>> Start

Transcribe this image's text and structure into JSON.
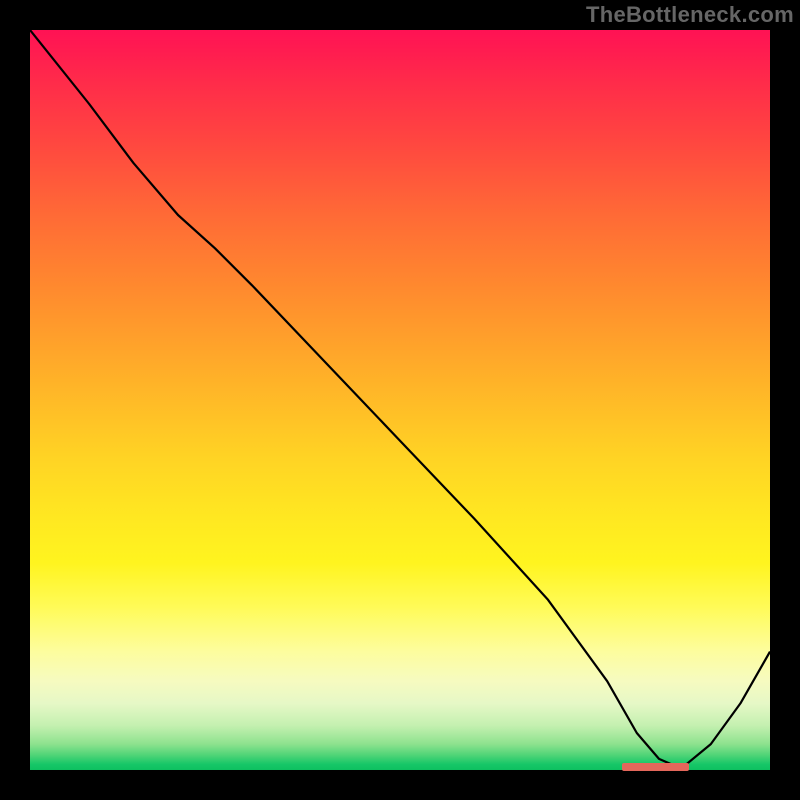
{
  "watermark": "TheBottleneck.com",
  "colors": {
    "gradient_top": "#ff1254",
    "gradient_mid": "#ffe821",
    "gradient_bottom": "#0dc060",
    "curve": "#000000",
    "marker": "#e4675b",
    "frame": "#000000"
  },
  "chart_data": {
    "type": "line",
    "title": "",
    "xlabel": "",
    "ylabel": "",
    "xlim": [
      0,
      100
    ],
    "ylim": [
      0,
      100
    ],
    "grid": false,
    "legend": false,
    "series": [
      {
        "name": "bottleneck-curve",
        "x": [
          0,
          8,
          14,
          20,
          25,
          30,
          40,
          50,
          60,
          70,
          78,
          82,
          85,
          88,
          92,
          96,
          100
        ],
        "y": [
          100,
          90,
          82,
          75,
          70.5,
          65.5,
          55,
          44.5,
          34,
          23,
          12,
          5,
          1.5,
          0.2,
          3.5,
          9,
          16
        ]
      }
    ],
    "annotations": [
      {
        "name": "optimal-marker",
        "x_start": 80,
        "x_end": 89,
        "y": 0.4
      }
    ]
  }
}
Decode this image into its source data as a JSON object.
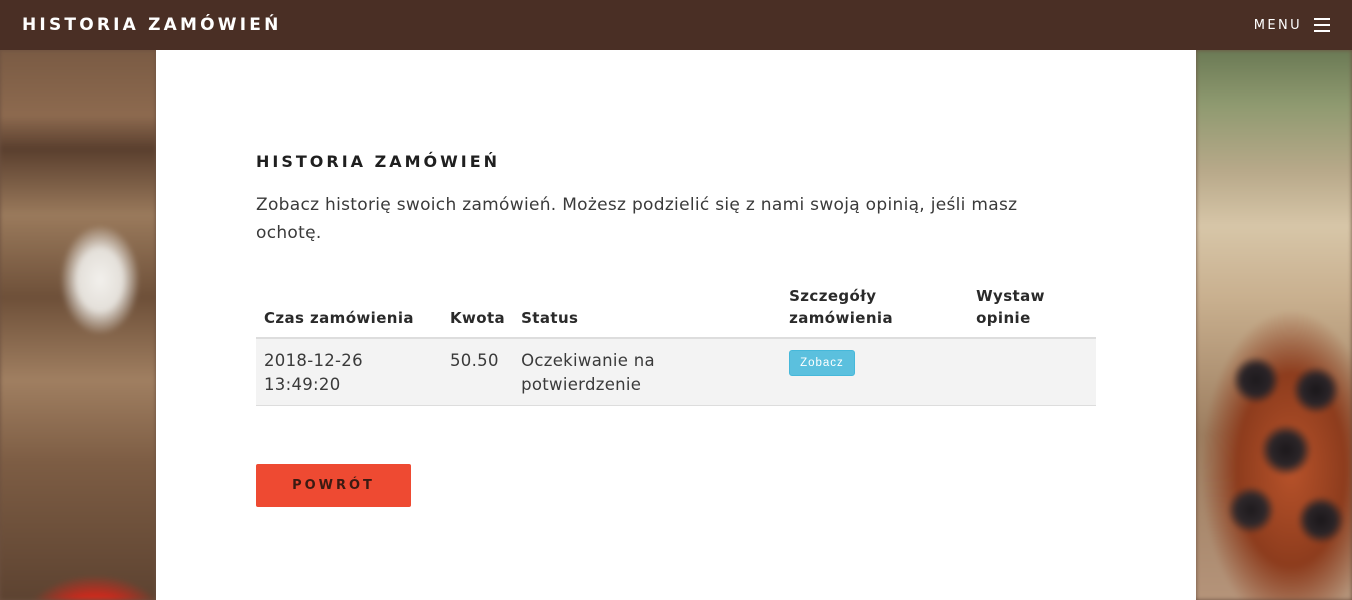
{
  "header": {
    "brand": "HISTORIA ZAMÓWIEŃ",
    "menu_label": "MENU"
  },
  "main": {
    "title": "HISTORIA ZAMÓWIEŃ",
    "intro": "Zobacz historię swoich zamówień. Możesz podzielić się z nami swoją opinią, jeśli masz ochotę.",
    "table": {
      "headers": {
        "time": "Czas zamówienia",
        "amount": "Kwota",
        "status": "Status",
        "details": "Szczegóły zamówienia",
        "review": "Wystaw opinie"
      },
      "rows": [
        {
          "time": "2018-12-26 13:49:20",
          "amount": "50.50",
          "status": "Oczekiwanie na potwierdzenie",
          "details_button": "Zobacz",
          "review": ""
        }
      ]
    },
    "back_button": "POWRÓT"
  },
  "colors": {
    "topbar": "#4a2f25",
    "view_button": "#5bc0de",
    "back_button": "#ee4a32"
  }
}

>> End

## Written problem
Repeat the entries exactly and keep the pictures out of the copy.

## Full output
Transcribe this image's text and structure into JSON.
{
  "watermark": "TheBottleneck.com",
  "colors": {
    "gradient_top": "#ff1254",
    "gradient_mid": "#ffe821",
    "gradient_bottom": "#0dc060",
    "curve": "#000000",
    "marker": "#e4675b",
    "frame": "#000000"
  },
  "chart_data": {
    "type": "line",
    "title": "",
    "xlabel": "",
    "ylabel": "",
    "xlim": [
      0,
      100
    ],
    "ylim": [
      0,
      100
    ],
    "grid": false,
    "legend": false,
    "series": [
      {
        "name": "bottleneck-curve",
        "x": [
          0,
          8,
          14,
          20,
          25,
          30,
          40,
          50,
          60,
          70,
          78,
          82,
          85,
          88,
          92,
          96,
          100
        ],
        "y": [
          100,
          90,
          82,
          75,
          70.5,
          65.5,
          55,
          44.5,
          34,
          23,
          12,
          5,
          1.5,
          0.2,
          3.5,
          9,
          16
        ]
      }
    ],
    "annotations": [
      {
        "name": "optimal-marker",
        "x_start": 80,
        "x_end": 89,
        "y": 0.4
      }
    ]
  }
}
Decode this image into its source data as a JSON object.
{
  "header": {
    "brand": "HISTORIA ZAMÓWIEŃ",
    "menu_label": "MENU"
  },
  "main": {
    "title": "HISTORIA ZAMÓWIEŃ",
    "intro": "Zobacz historię swoich zamówień. Możesz podzielić się z nami swoją opinią, jeśli masz ochotę.",
    "table": {
      "headers": {
        "time": "Czas zamówienia",
        "amount": "Kwota",
        "status": "Status",
        "details": "Szczegóły zamówienia",
        "review": "Wystaw opinie"
      },
      "rows": [
        {
          "time": "2018-12-26 13:49:20",
          "amount": "50.50",
          "status": "Oczekiwanie na potwierdzenie",
          "details_button": "Zobacz",
          "review": ""
        }
      ]
    },
    "back_button": "POWRÓT"
  },
  "colors": {
    "topbar": "#4a2f25",
    "view_button": "#5bc0de",
    "back_button": "#ee4a32"
  }
}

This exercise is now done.